> Stored records
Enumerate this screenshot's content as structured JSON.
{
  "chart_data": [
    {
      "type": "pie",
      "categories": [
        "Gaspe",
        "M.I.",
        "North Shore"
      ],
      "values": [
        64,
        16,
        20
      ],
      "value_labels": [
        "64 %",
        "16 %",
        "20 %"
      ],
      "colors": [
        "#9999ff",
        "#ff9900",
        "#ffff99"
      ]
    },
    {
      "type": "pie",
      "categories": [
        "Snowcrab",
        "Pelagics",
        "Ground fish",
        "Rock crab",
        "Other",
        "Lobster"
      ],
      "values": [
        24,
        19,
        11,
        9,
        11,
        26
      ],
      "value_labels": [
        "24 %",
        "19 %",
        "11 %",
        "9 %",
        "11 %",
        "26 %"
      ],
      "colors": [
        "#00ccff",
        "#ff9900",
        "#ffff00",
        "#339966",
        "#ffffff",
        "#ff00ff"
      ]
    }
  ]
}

* * *

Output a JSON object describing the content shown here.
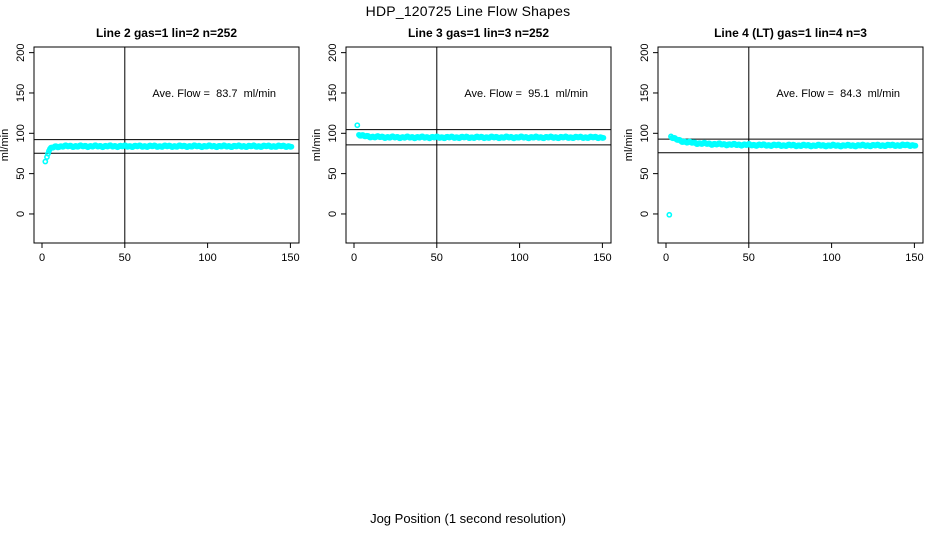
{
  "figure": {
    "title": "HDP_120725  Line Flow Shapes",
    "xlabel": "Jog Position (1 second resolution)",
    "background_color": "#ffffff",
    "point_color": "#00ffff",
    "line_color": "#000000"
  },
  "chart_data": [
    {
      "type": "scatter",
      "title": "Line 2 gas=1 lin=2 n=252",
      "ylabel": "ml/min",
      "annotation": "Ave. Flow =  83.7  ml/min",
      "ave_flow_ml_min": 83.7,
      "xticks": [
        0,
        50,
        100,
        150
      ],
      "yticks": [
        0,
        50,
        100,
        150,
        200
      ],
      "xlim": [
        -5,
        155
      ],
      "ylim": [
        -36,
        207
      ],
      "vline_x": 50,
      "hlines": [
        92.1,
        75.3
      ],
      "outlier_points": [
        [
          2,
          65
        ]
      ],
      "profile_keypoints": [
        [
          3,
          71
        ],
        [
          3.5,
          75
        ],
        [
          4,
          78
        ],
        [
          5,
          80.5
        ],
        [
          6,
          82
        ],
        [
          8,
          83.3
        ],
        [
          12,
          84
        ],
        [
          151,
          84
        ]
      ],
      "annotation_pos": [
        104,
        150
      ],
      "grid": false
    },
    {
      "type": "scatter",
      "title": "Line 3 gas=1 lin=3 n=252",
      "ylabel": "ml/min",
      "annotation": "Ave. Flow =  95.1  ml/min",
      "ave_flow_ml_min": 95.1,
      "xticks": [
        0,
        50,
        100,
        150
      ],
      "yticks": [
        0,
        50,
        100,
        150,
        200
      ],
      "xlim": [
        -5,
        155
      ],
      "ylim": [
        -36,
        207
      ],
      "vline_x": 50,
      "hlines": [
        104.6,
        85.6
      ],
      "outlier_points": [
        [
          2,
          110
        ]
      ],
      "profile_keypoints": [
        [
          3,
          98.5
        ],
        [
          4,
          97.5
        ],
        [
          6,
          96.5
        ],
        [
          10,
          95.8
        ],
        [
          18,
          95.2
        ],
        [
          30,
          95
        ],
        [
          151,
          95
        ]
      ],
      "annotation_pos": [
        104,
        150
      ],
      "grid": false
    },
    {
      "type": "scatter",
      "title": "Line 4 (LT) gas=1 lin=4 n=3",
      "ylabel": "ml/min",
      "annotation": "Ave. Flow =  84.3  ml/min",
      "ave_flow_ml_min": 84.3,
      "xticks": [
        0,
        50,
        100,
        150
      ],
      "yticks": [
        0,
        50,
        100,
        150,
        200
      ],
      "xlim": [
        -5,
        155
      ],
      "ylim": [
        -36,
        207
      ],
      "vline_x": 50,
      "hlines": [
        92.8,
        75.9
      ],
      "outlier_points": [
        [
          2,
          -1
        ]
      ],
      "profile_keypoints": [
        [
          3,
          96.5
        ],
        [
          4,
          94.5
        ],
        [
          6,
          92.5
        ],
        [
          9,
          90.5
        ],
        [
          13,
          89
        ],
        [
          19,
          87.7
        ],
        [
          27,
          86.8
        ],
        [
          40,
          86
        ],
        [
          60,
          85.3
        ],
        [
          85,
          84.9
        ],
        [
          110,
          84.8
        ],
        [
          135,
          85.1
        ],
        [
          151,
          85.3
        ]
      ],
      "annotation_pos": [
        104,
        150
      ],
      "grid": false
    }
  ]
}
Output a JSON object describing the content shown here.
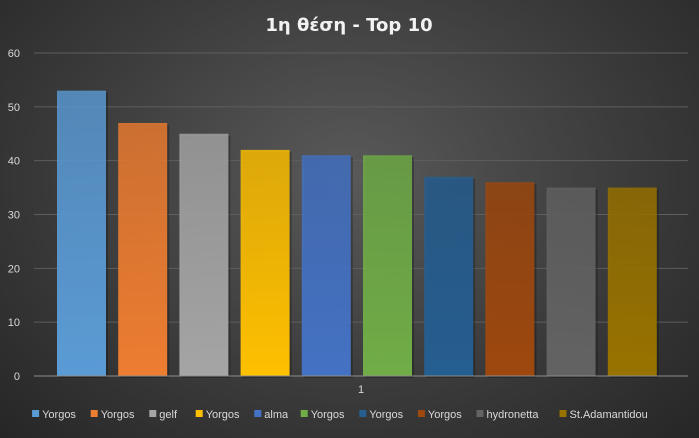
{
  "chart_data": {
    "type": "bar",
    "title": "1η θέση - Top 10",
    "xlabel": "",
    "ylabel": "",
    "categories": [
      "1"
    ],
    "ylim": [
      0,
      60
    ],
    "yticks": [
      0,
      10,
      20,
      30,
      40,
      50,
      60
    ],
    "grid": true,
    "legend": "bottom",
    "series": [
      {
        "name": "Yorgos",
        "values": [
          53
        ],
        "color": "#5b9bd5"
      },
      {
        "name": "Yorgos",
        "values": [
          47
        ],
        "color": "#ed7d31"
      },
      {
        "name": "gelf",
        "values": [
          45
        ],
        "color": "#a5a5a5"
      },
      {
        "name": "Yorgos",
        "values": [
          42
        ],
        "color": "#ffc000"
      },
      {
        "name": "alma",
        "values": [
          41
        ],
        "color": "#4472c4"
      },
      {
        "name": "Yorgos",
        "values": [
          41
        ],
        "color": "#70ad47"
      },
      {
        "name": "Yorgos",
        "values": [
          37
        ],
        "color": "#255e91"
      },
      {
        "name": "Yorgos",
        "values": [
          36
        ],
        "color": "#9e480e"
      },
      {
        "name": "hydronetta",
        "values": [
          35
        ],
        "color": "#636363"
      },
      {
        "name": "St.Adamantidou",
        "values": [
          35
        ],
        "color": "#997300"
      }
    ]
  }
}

---

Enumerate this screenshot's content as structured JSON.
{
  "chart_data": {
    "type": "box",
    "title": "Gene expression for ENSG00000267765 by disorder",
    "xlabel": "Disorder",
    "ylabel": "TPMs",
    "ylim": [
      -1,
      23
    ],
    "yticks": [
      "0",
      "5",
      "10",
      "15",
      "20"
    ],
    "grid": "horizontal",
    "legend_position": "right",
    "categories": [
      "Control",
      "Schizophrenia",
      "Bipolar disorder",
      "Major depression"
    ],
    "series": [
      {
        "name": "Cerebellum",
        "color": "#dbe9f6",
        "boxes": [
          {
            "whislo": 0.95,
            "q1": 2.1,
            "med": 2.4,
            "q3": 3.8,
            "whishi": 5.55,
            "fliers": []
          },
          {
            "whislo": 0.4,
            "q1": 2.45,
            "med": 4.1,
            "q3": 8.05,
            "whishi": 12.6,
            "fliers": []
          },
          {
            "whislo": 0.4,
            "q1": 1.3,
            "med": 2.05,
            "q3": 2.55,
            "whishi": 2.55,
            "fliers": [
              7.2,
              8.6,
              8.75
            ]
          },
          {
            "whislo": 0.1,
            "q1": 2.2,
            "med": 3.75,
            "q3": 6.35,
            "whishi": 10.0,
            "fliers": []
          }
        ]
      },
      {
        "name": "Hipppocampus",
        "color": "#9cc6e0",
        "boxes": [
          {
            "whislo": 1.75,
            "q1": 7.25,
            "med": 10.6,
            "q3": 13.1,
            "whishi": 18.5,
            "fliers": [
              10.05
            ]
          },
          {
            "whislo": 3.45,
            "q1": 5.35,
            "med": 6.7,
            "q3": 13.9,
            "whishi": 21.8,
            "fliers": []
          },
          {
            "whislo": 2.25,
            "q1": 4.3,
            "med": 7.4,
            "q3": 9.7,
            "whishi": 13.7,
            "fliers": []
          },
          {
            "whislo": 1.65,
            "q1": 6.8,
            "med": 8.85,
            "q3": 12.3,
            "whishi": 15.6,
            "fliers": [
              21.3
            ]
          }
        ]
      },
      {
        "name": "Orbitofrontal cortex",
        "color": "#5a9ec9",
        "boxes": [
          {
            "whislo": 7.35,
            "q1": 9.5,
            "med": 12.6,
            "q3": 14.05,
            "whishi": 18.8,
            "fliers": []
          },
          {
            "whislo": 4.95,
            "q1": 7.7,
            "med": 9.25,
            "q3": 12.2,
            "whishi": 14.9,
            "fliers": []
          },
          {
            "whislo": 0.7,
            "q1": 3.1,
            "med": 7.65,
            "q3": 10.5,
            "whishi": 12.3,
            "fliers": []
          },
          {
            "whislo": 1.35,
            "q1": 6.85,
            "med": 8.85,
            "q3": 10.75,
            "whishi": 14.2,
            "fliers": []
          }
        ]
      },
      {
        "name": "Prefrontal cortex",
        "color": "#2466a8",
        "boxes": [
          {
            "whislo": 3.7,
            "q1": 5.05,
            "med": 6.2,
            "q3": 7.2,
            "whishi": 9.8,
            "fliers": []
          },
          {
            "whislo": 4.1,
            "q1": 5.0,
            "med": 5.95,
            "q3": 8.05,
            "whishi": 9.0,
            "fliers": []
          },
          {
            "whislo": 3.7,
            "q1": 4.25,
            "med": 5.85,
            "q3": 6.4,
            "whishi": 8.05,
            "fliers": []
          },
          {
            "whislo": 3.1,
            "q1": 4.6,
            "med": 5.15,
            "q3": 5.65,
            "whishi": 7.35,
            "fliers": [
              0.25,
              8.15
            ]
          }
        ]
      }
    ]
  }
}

> Aim of the exercise
Using the listing, say how many lines include the word "xlabel", and add nothing else.

> Full answer
3